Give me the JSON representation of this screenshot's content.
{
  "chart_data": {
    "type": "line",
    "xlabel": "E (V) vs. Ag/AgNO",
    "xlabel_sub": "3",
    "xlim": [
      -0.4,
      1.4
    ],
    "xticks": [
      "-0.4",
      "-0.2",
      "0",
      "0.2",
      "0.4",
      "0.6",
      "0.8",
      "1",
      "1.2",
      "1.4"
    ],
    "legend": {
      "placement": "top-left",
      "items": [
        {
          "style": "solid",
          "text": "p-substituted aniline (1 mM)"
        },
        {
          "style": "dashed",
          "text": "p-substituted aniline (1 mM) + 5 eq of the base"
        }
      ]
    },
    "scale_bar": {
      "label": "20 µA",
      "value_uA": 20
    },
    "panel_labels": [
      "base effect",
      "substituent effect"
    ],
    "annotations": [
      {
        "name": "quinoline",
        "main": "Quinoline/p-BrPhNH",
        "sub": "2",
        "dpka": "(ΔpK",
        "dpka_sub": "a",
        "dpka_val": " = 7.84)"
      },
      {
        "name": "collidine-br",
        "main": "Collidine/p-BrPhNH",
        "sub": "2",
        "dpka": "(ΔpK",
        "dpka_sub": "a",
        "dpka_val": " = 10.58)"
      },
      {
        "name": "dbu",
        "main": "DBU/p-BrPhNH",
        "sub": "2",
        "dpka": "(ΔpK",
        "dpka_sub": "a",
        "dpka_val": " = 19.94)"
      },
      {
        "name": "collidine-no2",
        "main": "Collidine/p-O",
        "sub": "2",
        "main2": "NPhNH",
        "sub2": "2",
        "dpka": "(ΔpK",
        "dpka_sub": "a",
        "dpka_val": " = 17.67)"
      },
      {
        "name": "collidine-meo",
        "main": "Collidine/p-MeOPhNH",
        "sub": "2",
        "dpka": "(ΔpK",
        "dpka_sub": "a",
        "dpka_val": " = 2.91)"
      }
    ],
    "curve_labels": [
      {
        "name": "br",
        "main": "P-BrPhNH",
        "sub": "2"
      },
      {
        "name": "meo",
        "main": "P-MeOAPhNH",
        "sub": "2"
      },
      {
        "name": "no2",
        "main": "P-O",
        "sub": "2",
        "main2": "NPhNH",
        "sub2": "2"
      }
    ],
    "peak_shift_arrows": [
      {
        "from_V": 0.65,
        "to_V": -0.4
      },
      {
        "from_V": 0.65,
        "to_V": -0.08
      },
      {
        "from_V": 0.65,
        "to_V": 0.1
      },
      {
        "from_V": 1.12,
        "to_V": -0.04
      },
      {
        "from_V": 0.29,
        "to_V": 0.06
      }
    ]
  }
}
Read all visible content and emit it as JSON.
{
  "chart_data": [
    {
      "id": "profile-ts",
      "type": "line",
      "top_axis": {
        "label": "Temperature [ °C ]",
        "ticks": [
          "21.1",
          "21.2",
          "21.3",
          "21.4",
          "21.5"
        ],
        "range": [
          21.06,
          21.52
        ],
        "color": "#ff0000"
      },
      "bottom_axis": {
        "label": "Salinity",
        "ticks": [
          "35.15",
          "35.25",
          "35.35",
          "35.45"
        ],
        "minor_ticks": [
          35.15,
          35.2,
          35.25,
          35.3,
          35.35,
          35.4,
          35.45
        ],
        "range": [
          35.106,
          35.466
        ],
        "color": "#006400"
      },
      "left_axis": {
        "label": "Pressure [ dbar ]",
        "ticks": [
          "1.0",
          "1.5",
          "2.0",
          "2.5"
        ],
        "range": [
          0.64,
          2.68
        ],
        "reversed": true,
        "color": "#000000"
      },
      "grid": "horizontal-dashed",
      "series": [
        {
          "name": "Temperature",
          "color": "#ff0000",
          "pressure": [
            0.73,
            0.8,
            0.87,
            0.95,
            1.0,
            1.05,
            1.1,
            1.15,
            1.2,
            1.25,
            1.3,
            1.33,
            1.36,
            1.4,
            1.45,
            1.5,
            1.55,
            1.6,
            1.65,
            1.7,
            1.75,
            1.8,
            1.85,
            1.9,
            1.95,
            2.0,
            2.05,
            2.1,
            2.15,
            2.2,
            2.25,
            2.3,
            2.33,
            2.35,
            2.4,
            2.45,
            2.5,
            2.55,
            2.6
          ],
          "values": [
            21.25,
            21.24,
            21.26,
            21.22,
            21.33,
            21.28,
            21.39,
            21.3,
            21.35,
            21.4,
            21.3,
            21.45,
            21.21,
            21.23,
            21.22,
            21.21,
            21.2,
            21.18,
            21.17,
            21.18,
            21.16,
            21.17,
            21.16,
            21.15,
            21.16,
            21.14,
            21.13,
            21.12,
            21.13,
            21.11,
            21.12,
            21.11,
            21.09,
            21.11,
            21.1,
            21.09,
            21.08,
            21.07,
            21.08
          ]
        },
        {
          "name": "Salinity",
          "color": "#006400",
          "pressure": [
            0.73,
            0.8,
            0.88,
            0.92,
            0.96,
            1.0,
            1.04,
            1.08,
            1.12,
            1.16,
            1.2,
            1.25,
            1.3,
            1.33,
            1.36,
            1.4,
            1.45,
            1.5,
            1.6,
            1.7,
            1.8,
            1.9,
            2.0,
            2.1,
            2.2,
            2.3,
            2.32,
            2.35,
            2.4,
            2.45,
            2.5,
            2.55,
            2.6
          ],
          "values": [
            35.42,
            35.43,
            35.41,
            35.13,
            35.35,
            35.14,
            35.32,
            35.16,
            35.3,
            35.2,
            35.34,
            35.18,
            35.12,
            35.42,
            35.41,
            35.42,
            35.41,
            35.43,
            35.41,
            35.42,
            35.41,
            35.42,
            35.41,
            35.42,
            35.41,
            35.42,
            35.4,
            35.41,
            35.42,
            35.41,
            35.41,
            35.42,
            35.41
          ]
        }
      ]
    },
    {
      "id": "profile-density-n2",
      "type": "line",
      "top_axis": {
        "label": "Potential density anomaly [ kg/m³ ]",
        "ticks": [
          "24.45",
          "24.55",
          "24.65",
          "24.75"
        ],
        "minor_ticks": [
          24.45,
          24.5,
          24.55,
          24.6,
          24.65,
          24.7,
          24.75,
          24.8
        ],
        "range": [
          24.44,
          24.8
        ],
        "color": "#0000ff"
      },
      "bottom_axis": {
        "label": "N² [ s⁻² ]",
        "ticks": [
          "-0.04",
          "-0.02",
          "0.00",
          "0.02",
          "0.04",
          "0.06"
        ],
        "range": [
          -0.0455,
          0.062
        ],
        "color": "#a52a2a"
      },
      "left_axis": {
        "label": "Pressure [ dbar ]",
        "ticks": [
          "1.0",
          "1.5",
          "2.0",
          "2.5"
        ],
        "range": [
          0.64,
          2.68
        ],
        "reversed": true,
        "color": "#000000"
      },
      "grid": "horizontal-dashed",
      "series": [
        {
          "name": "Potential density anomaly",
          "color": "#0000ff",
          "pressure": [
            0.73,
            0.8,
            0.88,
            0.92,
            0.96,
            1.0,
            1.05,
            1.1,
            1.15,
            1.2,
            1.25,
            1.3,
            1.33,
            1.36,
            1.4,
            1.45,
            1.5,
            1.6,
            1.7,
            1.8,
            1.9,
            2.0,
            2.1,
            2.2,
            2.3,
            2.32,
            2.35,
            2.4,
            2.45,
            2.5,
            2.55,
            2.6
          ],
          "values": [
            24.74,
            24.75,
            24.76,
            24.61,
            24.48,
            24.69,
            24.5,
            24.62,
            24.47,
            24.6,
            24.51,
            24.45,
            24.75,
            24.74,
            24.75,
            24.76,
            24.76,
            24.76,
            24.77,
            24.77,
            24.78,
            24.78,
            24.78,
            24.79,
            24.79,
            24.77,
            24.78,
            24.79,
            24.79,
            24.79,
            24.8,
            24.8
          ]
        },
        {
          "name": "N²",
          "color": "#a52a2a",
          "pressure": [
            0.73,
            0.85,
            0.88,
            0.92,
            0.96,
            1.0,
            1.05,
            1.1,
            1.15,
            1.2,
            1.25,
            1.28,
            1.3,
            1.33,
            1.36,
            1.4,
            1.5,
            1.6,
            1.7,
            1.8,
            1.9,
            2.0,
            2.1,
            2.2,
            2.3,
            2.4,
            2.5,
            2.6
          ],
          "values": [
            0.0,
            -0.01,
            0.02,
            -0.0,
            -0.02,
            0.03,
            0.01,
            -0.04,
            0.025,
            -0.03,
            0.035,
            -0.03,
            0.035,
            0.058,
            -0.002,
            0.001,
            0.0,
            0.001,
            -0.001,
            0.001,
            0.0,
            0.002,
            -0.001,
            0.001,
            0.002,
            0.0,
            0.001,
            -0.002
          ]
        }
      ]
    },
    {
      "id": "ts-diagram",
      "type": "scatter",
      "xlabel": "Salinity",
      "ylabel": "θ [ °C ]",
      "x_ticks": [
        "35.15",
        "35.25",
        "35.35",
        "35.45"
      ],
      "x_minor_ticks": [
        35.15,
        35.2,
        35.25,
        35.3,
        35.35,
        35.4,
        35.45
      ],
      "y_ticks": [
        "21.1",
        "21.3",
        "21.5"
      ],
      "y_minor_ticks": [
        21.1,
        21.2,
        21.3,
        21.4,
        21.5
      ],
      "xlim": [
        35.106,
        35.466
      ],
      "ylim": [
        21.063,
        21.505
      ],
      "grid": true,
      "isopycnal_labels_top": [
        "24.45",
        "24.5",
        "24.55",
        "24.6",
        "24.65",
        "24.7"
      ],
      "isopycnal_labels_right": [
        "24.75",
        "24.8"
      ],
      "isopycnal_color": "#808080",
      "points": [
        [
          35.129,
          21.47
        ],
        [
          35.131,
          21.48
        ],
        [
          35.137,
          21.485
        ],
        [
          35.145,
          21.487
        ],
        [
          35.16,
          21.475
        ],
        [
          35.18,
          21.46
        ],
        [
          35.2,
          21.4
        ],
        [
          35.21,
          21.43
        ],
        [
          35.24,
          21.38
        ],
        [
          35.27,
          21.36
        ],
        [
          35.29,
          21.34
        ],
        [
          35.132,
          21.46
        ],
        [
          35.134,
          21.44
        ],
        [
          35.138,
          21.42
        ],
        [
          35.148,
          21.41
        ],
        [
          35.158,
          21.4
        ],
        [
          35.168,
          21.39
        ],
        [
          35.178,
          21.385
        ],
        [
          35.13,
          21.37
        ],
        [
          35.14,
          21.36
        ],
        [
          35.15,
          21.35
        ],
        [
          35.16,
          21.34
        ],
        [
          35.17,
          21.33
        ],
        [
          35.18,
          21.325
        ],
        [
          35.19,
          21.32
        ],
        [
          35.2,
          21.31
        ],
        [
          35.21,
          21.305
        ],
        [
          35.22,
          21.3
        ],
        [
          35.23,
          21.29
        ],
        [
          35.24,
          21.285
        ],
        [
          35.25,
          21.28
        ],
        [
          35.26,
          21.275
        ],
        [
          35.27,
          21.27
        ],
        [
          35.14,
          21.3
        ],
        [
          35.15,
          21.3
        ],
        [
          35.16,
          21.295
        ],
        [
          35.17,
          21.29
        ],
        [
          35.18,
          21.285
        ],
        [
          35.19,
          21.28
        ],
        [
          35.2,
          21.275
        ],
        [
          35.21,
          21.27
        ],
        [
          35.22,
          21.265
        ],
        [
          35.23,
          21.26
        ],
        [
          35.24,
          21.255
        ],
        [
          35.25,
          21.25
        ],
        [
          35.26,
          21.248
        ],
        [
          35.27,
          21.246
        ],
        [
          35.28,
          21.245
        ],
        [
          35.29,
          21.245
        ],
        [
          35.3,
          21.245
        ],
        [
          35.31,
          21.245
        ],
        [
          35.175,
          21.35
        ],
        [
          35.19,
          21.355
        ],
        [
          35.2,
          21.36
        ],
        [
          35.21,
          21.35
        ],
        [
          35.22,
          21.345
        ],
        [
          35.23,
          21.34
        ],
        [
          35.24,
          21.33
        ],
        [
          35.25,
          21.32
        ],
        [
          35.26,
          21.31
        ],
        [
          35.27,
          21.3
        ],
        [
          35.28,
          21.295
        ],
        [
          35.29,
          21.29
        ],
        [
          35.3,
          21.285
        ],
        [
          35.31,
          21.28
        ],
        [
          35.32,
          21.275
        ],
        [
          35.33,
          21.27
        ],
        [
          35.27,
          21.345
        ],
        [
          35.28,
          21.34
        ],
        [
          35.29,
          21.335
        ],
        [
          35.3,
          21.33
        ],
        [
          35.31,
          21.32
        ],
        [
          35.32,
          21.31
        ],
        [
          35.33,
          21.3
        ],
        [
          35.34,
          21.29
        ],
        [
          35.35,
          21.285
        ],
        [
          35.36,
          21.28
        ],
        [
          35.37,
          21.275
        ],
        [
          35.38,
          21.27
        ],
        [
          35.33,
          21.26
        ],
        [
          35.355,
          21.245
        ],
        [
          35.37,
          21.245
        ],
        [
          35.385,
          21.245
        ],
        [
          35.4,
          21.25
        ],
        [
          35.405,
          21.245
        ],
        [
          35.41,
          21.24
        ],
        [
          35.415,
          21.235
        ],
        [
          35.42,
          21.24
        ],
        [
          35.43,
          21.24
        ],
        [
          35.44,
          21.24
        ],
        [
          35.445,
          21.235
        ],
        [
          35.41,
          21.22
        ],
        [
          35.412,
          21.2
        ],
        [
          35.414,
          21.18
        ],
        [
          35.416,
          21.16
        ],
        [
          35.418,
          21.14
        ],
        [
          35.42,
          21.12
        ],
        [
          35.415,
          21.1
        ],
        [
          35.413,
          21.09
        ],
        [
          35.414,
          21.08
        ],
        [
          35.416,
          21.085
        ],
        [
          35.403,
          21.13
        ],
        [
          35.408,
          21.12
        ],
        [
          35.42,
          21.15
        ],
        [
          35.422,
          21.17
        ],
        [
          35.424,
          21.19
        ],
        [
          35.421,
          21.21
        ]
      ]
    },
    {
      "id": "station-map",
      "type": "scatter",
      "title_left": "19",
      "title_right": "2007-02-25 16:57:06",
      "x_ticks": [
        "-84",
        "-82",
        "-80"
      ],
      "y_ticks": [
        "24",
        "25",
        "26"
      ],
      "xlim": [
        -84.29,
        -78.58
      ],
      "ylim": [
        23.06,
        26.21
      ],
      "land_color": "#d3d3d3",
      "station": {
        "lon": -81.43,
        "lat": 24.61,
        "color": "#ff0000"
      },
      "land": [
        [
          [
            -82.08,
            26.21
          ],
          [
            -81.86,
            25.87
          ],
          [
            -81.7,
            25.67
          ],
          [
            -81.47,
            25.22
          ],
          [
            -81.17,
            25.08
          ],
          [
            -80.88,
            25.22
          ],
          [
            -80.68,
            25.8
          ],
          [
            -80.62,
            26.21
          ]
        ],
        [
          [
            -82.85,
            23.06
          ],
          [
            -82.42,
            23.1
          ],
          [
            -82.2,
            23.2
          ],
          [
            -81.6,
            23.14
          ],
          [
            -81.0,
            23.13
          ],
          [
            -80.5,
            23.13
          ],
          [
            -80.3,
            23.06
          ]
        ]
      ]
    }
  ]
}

-------------------------

REQUIREMENTS:
Extract from the data every line where "BrPhNH" shows up.

FINISHED ANSWER:
        "main": "Quinoline/p-BrPhNH",
        "main": "Collidine/p-BrPhNH",
        "main": "DBU/p-BrPhNH",
        "main": "P-BrPhNH",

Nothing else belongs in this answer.